Exercise instructions:
• 1. For the habeas exhaustion passage, decide whether each statement agrees with it, answering yes or no and quoting the deciding words: (a) Collins raised his due process and equal protection challenges in motions to the state trial court; (b) the recommended dismissal is without prejudice; (c) the court found good cause for Collins's failure to exhaust.
• 2. Extend the habeas exhaustion passage with new text that follows its final sentence.

#### Page text

For exhaustion purposes, it also is not enough for a petitioner to have raised the claims in the lower state courts if the claims were not specifically presented to the state's highest court, and vice versa. Baldwin v. Reese, 541 U.S. 27, 32 (2004). Furthermore, a petitioner does not fairly present a claim to the state's highest court if that court must read beyond the petition or brief, such as a lower court opinion, to find a claim not otherwise specifically raised. Id., 541 U.S. at 32.

In this case, the State argues that Collins has not exhausted available state court remedies in a procedurally proper manner with respect to his due process and equal protection challenges to the bill of information by which he was charged. Collins has not raised this issue in any of his motions to the state trial court seeking reconsideration of his sentence. In fact, the record establishes that Collins has not presented any challenge to his conviction or sentence to the Louisiana First Circuit Court of Appeal or the Louisiana Supreme Court to complete exhaustion of any issue arising from his conviction or sentence.22

The record discloses no good cause for Collins's failure to properly and fully exhaust his claim in the state courts, and the Court can find none from its review of the record. Rhines v. Weber, 544 U.S. 269, 277-78 (2005). Having found no good cause, this petition should be dismissed without prejudice for failure to exhaust available state court remedies.23

V. Recommendation

For the foregoing reasons, it is RECOMMENDED that Collins's petition for issuance of a writ of habeas corpus filed pursuant to 28 U.S.C. § 2254 be DISMISSED WITHOUT PREJUDICE for failure to exhaust state court remedies.

########
#### Extracted records

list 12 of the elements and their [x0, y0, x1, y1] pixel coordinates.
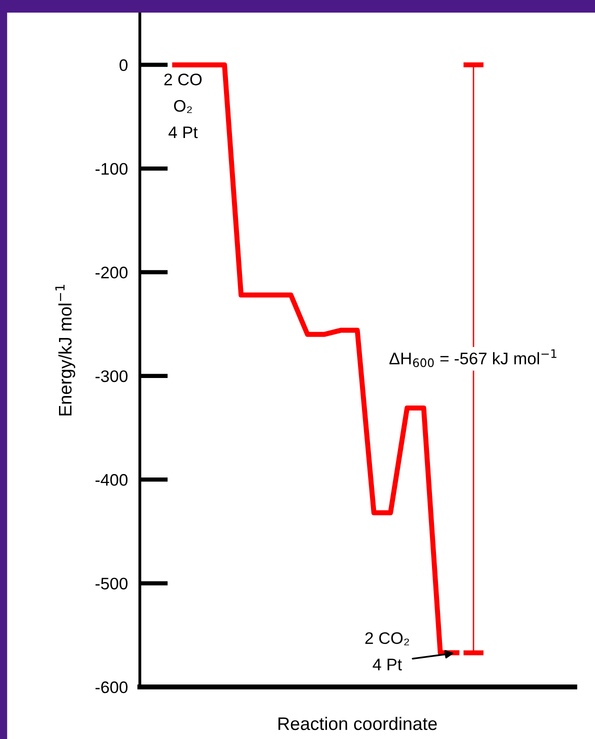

########
#### Extracted records

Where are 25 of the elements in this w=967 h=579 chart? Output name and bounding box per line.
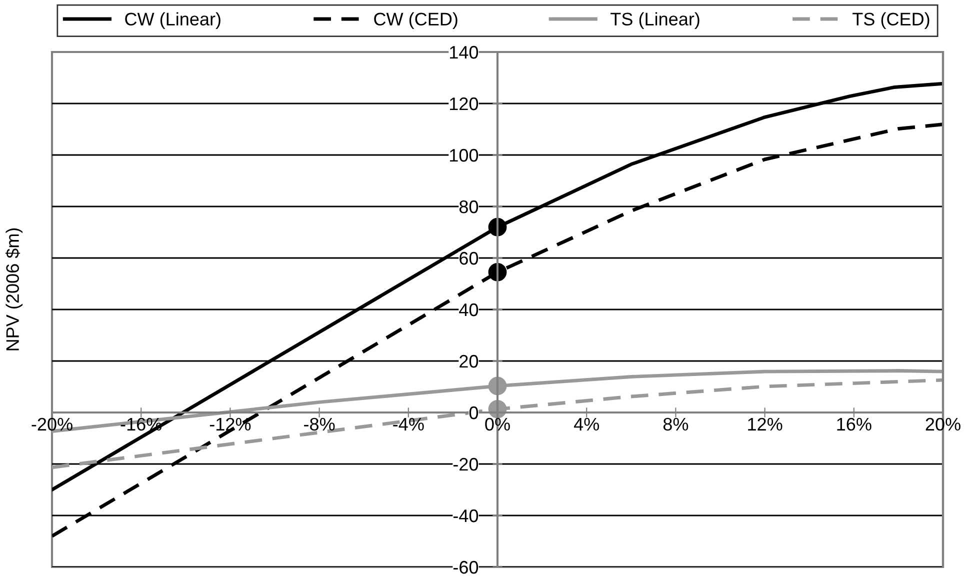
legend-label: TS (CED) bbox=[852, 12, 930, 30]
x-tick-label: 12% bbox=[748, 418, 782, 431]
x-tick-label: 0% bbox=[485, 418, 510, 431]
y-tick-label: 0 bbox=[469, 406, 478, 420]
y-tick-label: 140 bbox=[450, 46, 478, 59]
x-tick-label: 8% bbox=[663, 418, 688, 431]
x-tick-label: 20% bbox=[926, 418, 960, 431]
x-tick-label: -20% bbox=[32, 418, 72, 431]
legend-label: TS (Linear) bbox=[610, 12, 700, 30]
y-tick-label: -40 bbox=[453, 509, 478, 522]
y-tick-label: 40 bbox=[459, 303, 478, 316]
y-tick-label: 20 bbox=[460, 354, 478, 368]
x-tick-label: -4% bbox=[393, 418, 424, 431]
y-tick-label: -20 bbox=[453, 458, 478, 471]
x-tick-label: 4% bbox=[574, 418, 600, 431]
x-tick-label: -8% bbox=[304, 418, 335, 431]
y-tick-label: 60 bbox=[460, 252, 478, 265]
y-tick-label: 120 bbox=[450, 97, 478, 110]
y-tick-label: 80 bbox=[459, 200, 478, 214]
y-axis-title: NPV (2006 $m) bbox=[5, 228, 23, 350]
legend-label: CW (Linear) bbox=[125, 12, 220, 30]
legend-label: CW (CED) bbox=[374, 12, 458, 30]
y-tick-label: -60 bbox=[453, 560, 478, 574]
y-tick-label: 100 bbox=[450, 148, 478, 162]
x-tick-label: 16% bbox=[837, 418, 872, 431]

########
#### Extracted records

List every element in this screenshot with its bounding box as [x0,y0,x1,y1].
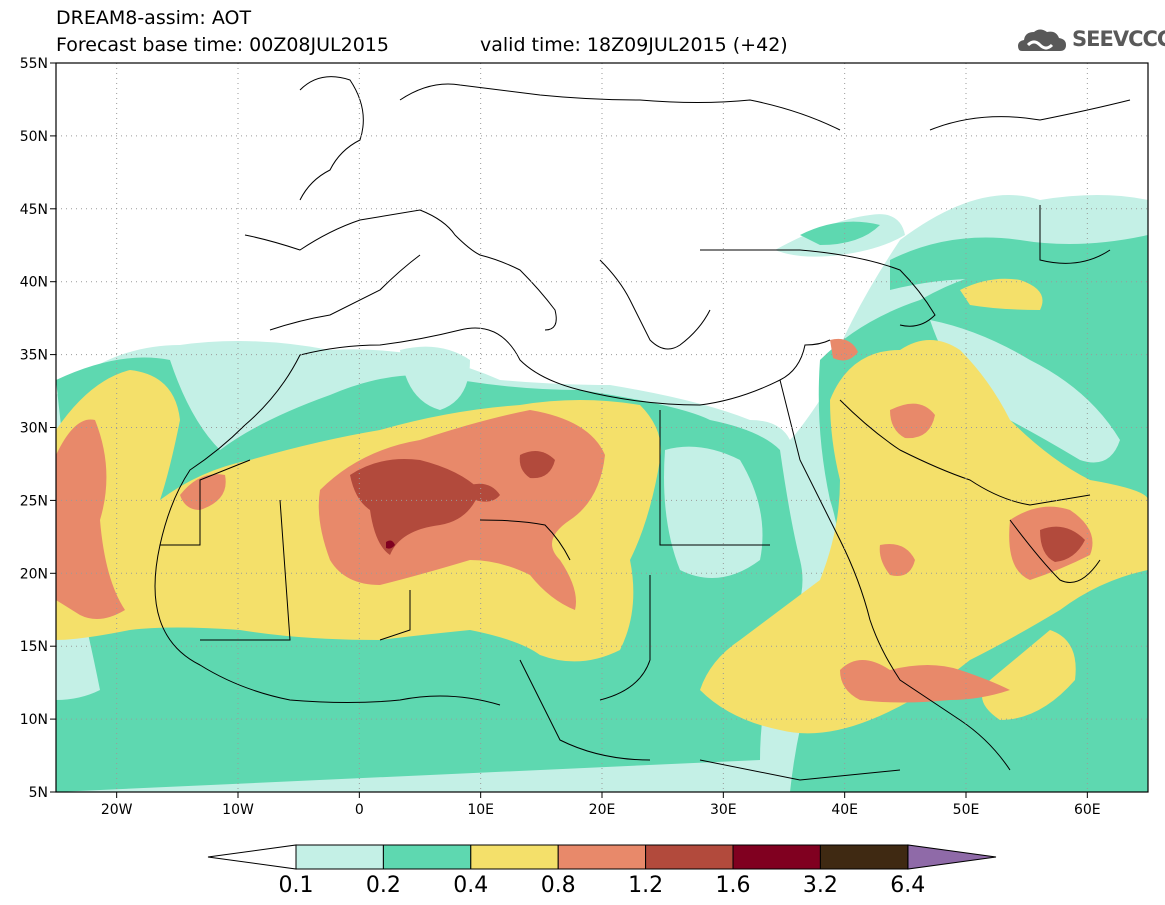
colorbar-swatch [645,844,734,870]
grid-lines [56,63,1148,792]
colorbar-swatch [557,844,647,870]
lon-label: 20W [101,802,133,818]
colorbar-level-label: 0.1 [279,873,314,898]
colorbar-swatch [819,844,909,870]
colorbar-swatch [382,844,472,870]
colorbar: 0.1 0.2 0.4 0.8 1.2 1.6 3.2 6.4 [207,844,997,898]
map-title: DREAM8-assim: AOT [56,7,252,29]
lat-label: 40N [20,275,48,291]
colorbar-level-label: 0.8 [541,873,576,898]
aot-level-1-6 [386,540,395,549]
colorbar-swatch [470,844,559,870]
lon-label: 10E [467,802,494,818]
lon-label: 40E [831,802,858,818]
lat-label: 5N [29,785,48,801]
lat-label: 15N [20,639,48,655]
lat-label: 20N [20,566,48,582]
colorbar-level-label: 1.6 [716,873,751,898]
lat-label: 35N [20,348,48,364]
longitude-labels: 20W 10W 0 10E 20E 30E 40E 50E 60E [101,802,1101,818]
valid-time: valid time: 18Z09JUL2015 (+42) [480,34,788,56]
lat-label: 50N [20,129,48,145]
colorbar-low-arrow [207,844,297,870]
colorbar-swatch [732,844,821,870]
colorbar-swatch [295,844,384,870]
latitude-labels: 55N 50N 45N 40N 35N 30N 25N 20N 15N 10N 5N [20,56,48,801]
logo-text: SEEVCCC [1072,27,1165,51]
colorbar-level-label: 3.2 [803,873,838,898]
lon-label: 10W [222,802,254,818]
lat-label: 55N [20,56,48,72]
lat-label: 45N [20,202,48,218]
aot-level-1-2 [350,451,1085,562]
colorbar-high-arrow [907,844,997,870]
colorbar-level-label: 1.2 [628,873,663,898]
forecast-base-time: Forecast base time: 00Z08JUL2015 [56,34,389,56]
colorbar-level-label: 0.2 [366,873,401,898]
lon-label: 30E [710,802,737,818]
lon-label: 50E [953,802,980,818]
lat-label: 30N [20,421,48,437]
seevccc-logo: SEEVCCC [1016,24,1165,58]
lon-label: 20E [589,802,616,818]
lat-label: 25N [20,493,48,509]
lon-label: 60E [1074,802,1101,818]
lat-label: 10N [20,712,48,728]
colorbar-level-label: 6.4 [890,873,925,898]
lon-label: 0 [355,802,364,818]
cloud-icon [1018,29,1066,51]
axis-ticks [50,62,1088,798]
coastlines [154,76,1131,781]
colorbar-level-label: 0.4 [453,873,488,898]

########

Results for the exercise:
• 1.
(a) No: "Collins has not raised this issue in any of his motions to the state trial court seeking reconsideration of his sentence."
(b) Yes: "be DISMISSED WITHOUT PREJUDICE for failure to exhaust state court remedies."
(c) No: "The record discloses no good cause for Collins's failure to properly and fully exhaust his claim in the state courts"

• 2.
A party's failure to file written objections to the proposed findings, conclusions, and recommendation in a magistrate judge's report and recommendation within fourteen (14) das after being served with a copy shall bar that party, except upon grounds of plain error, from attacking on appeal the unobjected-to proposed factual findings and legal conclusions accepted by the district court, provided that the party has been served with notice that such consequences will result from a failure to object. Douglass v. United Servs. Auto. Assoc., 79 F.3d 1415, 1430 (5th Cir. 1996).24

FootNotes


1. Under 28 U.S.C. § 2254(e)(2), an evidentiary hearing is held only when the petitioner shows that either the claim relies on a new, retroactive rule of constitutional law that was previously unavailable or a factual basis that could not have been previously discovered through due diligence, or the facts underlying the claim show by clear and convincing evidence that, but for the constitutional error, no reasonable jury would have convicted the petitioner.
2. Rec. Doc. No. 11.
3. St. Rec. Vol. 1 of 1, Bill of Information, 5/19/14.
4. St. Rec. Vol. 1 of 1, Minute Entry, 5/27/14.
5. St. Rec. Vol. 1 of 1, Sentencing Minutes, 9/8/14; Plea Transcript, 9/8/14.
6. Louisiana law requires a criminal defendant to move for leave to appeal within thirty (30) days of the order or judgment being appealed or a ruling on a timely motion to reconsider a sentence. La. Code Crim. P. art. 914 (as amended La. Acts 2003, No. 949, § 1). Failure to move timely for appeal under Art. 914 rendered the conviction and sentence final at the expiration of that period. State v. Counterman, 475 So.2d 336, 338 (La. 1985).
7. St. Rec. Vol. 1 of 1, Motion for Amendment, Modification, or Reconsideration of Sentence, 10/1/14 (dated 9/30/14).
8. St. Rec. Vol. 1 of 1, Trial Court Order, 10/8/14.
9. St. Rec. Vol. 1 of 1, Motion to Withdraw Plea, 10/9/14 (dated 10/8/14).
10. St. Rec. Vol. 1 of 1, Trial Court Order, 10/20/14.
11. St. Rec. Vol. 1 of 1, Motion to Amend Sentence, 10/21/14 (dated 10/16/14).
12. St. Rec. Vol. 1 of 1, Trial Court Order, 10/22/14.
13. St. Rec. Vol. 1 of 1, Motion to Reconsider (with incorporated motion for transcripts), 11/5/14 (dated 11/3/14); Trial Court Order, 10/22/14.
14. St. Rec. Vol. 1 of 1, Motion to Reconsider, 2/2/15 (dated 1/27/15).
15. St. Rec. Vol. 1 of 1, Trial Court Order, 2/3/15.
16. St. Rec. Vol. 1 of 1, Motion for Habeas Corpus, dated 3/30/15.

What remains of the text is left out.